Determine how many lines hold "imagem" and give only that number.

Records
## begin

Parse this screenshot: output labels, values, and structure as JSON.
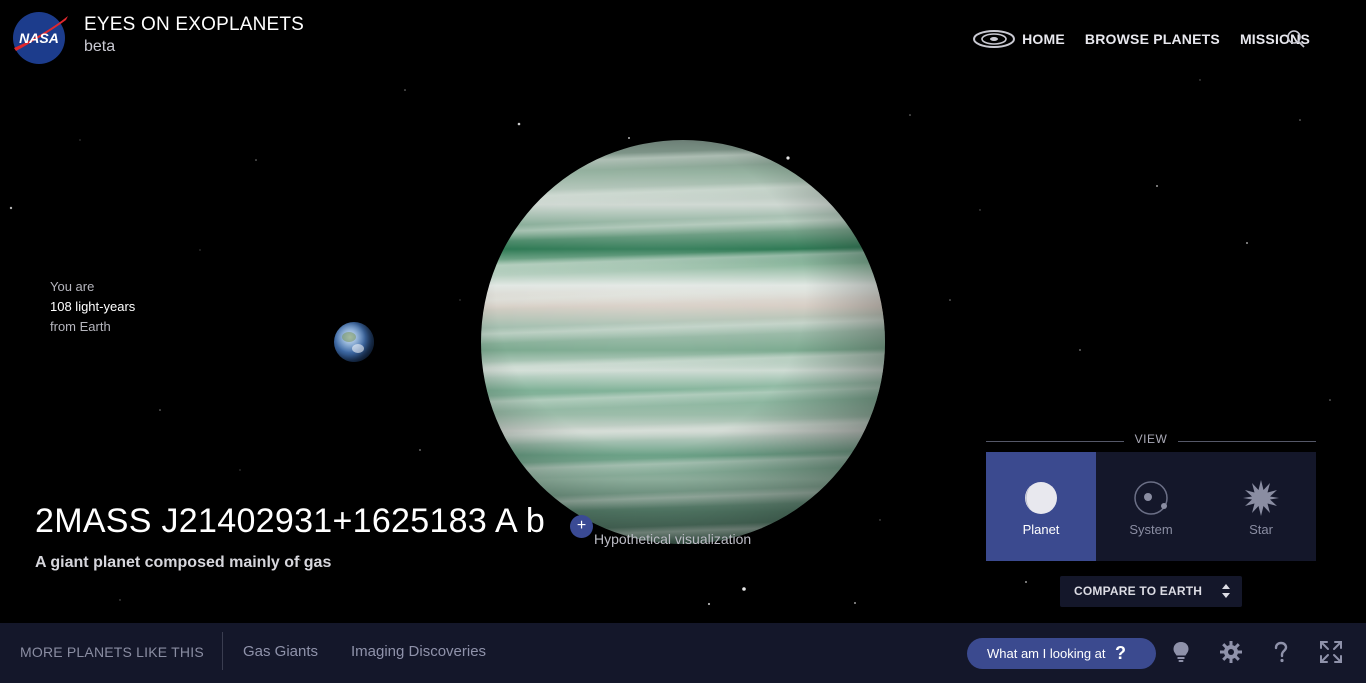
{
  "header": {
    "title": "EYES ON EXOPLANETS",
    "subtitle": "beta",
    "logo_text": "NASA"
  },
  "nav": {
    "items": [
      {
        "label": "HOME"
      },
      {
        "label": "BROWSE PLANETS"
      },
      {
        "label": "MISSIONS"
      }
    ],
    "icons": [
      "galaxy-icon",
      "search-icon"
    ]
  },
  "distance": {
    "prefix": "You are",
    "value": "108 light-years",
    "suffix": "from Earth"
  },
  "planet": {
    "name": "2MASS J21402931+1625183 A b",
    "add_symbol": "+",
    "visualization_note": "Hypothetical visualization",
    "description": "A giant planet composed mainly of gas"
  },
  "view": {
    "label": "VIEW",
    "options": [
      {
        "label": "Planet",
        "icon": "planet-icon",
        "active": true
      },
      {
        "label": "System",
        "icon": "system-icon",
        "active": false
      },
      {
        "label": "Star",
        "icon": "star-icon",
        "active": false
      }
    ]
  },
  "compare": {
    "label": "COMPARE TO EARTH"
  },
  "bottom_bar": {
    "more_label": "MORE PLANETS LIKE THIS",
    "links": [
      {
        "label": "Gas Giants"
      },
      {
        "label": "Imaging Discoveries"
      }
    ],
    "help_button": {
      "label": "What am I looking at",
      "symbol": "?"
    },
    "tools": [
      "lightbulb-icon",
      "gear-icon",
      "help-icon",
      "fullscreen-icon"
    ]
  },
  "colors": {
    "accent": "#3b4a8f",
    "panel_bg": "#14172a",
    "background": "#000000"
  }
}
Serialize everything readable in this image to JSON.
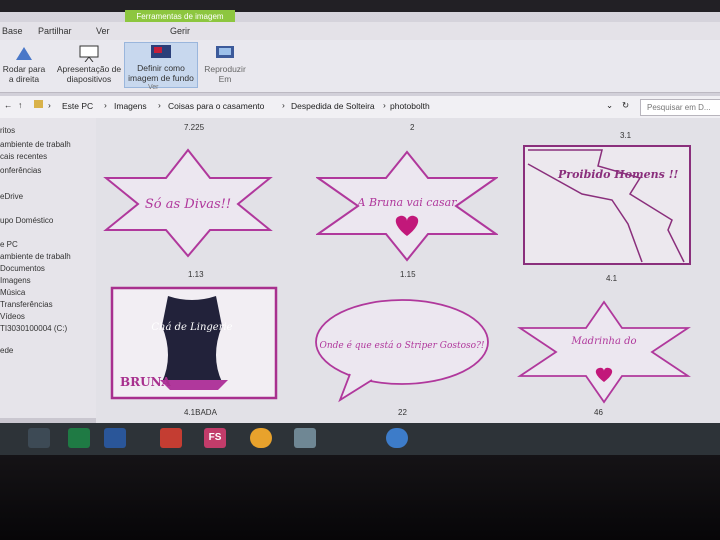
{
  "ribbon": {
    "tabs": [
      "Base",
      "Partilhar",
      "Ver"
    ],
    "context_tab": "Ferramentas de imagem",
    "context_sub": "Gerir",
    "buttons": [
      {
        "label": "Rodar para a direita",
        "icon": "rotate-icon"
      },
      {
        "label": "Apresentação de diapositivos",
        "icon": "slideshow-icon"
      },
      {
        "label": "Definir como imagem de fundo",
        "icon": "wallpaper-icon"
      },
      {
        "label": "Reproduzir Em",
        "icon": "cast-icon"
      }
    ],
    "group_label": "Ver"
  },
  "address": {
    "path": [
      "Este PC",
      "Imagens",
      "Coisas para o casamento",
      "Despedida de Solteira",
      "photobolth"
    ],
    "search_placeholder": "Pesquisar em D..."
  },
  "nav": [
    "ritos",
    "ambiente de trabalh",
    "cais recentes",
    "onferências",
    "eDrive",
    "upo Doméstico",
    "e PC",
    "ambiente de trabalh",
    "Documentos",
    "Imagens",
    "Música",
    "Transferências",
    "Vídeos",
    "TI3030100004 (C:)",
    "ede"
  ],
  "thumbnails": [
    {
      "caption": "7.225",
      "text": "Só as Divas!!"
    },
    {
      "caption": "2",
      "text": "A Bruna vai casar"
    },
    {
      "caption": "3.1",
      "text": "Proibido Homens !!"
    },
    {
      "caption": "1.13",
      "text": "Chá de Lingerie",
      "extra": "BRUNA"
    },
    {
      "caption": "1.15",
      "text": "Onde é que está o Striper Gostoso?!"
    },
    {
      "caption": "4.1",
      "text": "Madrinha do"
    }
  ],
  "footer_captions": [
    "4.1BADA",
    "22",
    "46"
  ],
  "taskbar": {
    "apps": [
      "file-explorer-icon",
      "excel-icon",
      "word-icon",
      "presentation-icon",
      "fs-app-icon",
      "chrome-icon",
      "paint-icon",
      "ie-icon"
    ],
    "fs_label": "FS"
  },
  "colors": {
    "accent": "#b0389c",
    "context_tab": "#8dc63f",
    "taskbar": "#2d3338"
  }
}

## end

## Answer to the task:
2